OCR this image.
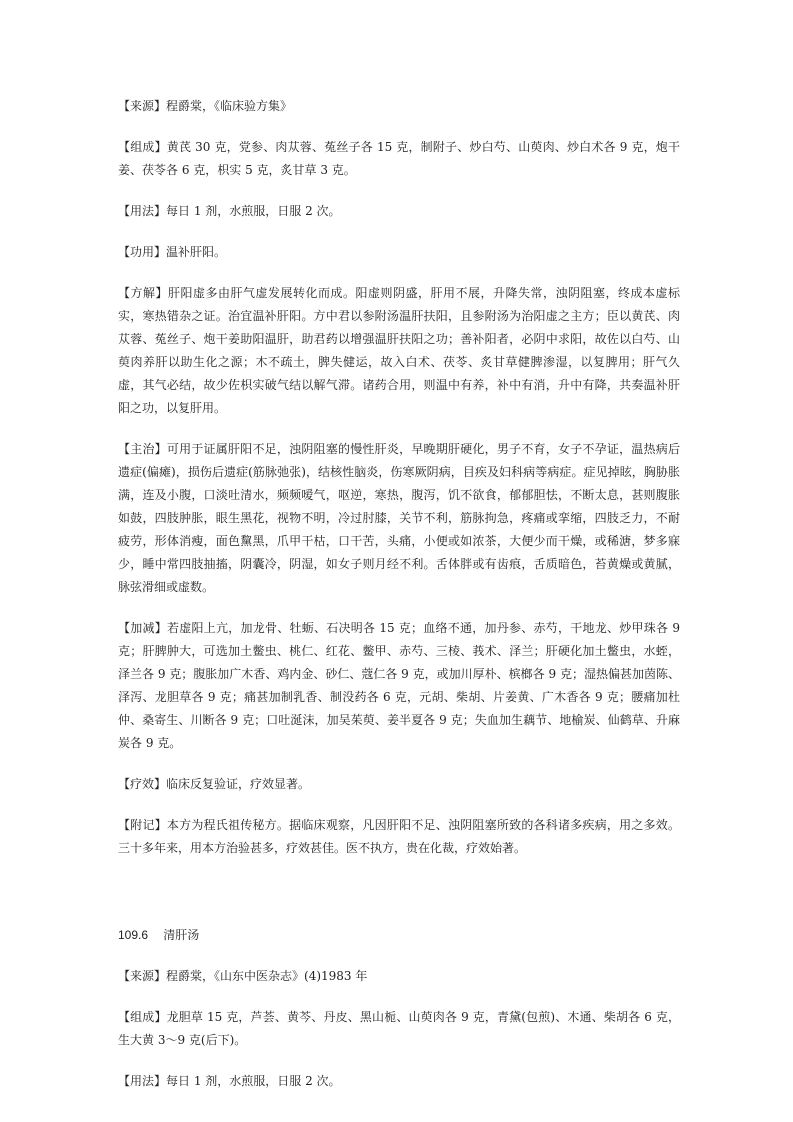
【来源】程爵棠，《临床验方集》

【组成】黄芪 30 克，党参、肉苁蓉、菟丝子各 15 克，制附子、炒白芍、山萸肉、炒白术各 9 克，炮干姜、茯苓各 6 克，枳实 5 克，炙甘草 3 克。

【用法】每日 1 剂，水煎服，日服 2 次。

【功用】温补肝阳。

【方解】肝阳虚多由肝气虚发展转化而成。阳虚则阴盛，肝用不展，升降失常，浊阴阻塞，终成本虚标实，寒热错杂之证。治宜温补肝阳。方中君以参附汤温肝扶阳，且参附汤为治阳虚之主方；臣以黄芪、肉苁蓉、菟丝子、炮干姜助阳温肝，助君药以增强温肝扶阳之功；善补阳者，必阴中求阳，故佐以白芍、山萸肉养肝以助生化之源；木不疏土，脾失健运，故入白术、茯苓、炙甘草健脾渗湿，以复脾用；肝气久虚，其气必结，故少佐枳实破气结以解气滞。诸药合用，则温中有养，补中有消，升中有降，共奏温补肝阳之功，以复肝用。

【主治】可用于证属肝阳不足，浊阴阻塞的慢性肝炎，早晚期肝硬化，男子不育，女子不孕证，温热病后遗症(偏瘫)，损伤后遗症(筋脉弛张)，结核性脑炎，伤寒厥阴病，目疾及妇科病等病症。症见掉眩，胸胁胀满，连及小腹，口淡吐清水，频频嗳气，呕逆，寒热，腹泻，饥不欲食，郁郁胆怯，不断太息，甚则腹胀如鼓，四肢肿胀，眼生黑花，视物不明，冷过肘膝，关节不利，筋脉拘急，疼痛或挛缩，四肢乏力，不耐疲劳，形体消瘦，面色黧黑，爪甲干枯，口干苦，头痛，小便或如浓茶，大便少而干燥，或稀溏，梦多寐少，睡中常四肢抽搐，阴囊冷，阴湿，如女子则月经不利。舌体胖或有齿痕，舌质暗色，苔黄燥或黄腻，脉弦滑细或虚数。

【加减】若虚阳上亢，加龙骨、牡蛎、石决明各 15 克；血络不通，加丹参、赤芍，干地龙、炒甲珠各 9 克；肝脾肿大，可选加土鳖虫、桃仁、红花、鳖甲、赤芍、三棱、莪术、泽兰；肝硬化加土鳖虫，水蛭，泽兰各 9 克；腹胀加广木香、鸡内金、砂仁、蔻仁各 9 克，或加川厚朴、槟榔各 9 克；湿热偏甚加茵陈、泽泻、龙胆草各 9 克；痛甚加制乳香、制没药各 6 克，元胡、柴胡、片姜黄、广木香各 9 克；腰痛加杜仲、桑寄生、川断各 9 克；口吐涎沫，加吴茱萸、姜半夏各 9 克；失血加生藕节、地榆炭、仙鹤草、升麻炭各 9 克。

【疗效】临床反复验证，疗效显著。

【附记】本方为程氏祖传秘方。据临床观察，凡因肝阳不足、浊阴阻塞所致的各科诸多疾病，用之多效。三十多年来，用本方治验甚多，疗效甚佳。医不执方，贵在化裁，疗效始著。

109.6 清肝汤

【来源】程爵棠，《山东中医杂志》(4)1983 年

【组成】龙胆草 15 克，芦荟、黄芩、丹皮、黑山栀、山萸肉各 9 克，青黛(包煎)、木通、柴胡各 6 克，生大黄 3～9 克(后下)。

【用法】每日 1 剂，水煎服，日服 2 次。
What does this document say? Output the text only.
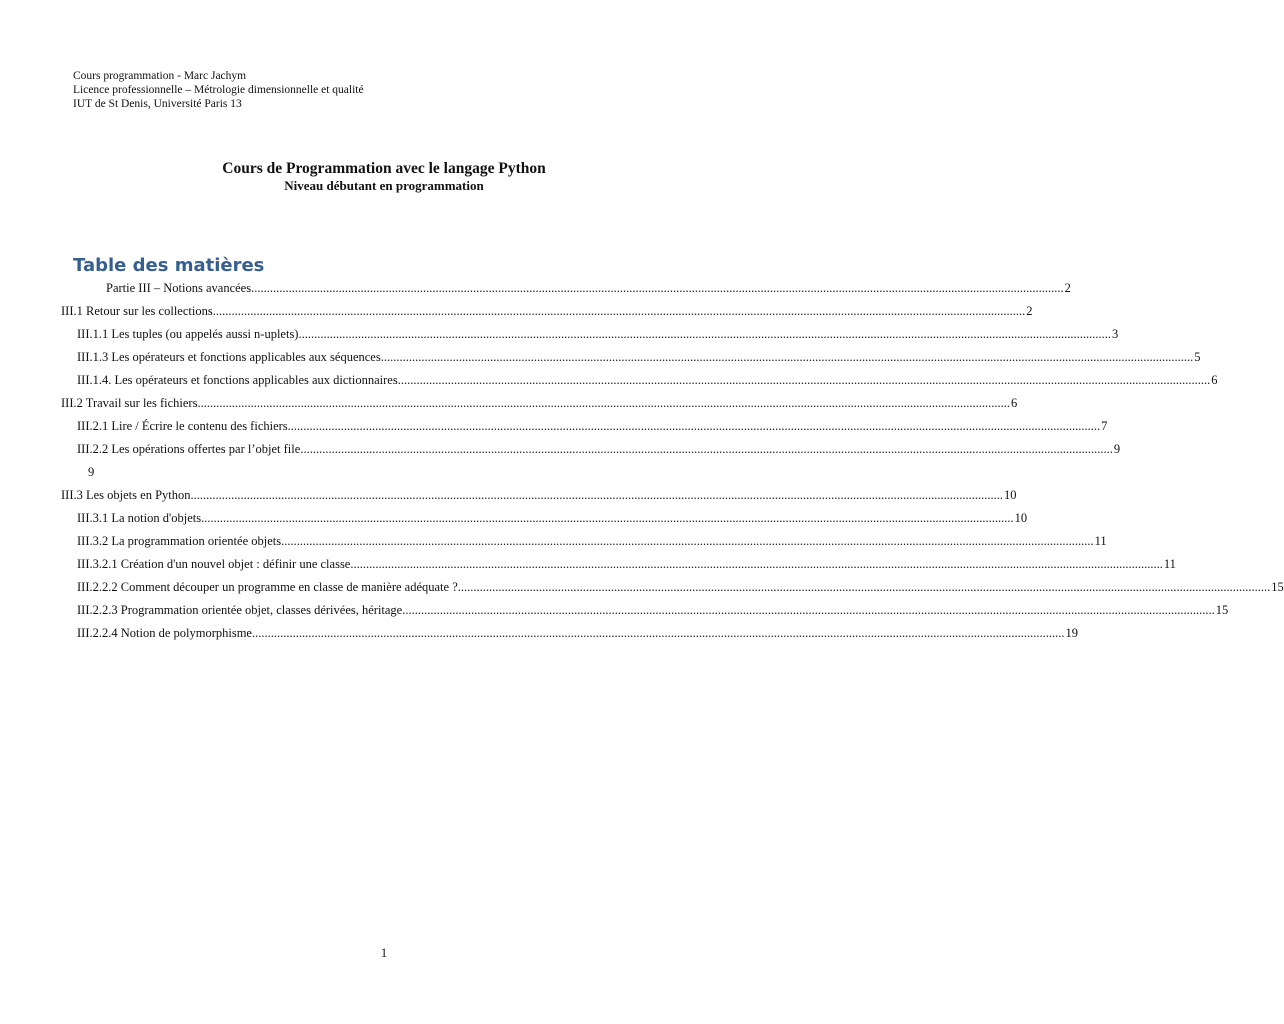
Cours programmation - Marc Jachym
Licence professionnelle – Métrologie dimensionnelle et qualité
IUT de St Denis, Université Paris 13
Cours de Programmation avec le langage Python
Niveau débutant en programmation
Table des matières
Partie III – Notions avancées .................................................................................................................................................................................................................................................................... 2
III.1 Retour sur les collections .................................................................................................................................................................................................................................................................... 2
III.1.1 Les tuples (ou appelés aussi n-uplets) .................................................................................................................................................................................................................................................................... 3
III.1.3 Les opérateurs et fonctions applicables aux séquences .................................................................................................................................................................................................................................................................... 5
III.1.4. Les opérateurs et fonctions applicables aux dictionnaires .................................................................................................................................................................................................................................................................... 6
III.2 Travail sur les fichiers .................................................................................................................................................................................................................................................................... 6
III.2.1 Lire / Écrire le contenu des fichiers .................................................................................................................................................................................................................................................................... 7
III.2.2 Les opérations offertes par l’objet file .................................................................................................................................................................................................................................................................... 9
9
III.3 Les objets en Python .................................................................................................................................................................................................................................................................... 10
III.3.1 La notion d'objets .................................................................................................................................................................................................................................................................... 10
III.3.2 La programmation orientée objets .................................................................................................................................................................................................................................................................... 11
III.3.2.1 Création d'un nouvel objet : définir une classe .................................................................................................................................................................................................................................................................... 11
III.2.2.2 Comment découper un programme en classe de manière adéquate ? .................................................................................................................................................................................................................................................................... 15
III.2.2.3 Programmation orientée objet, classes dérivées, héritage .................................................................................................................................................................................................................................................................... 15
III.2.2.4 Notion de polymorphisme .................................................................................................................................................................................................................................................................... 19
1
::::
§ **Exercise goal**:
Using the entries above, state how many lines include the word "this", with no other words.

§ **Full response**:
2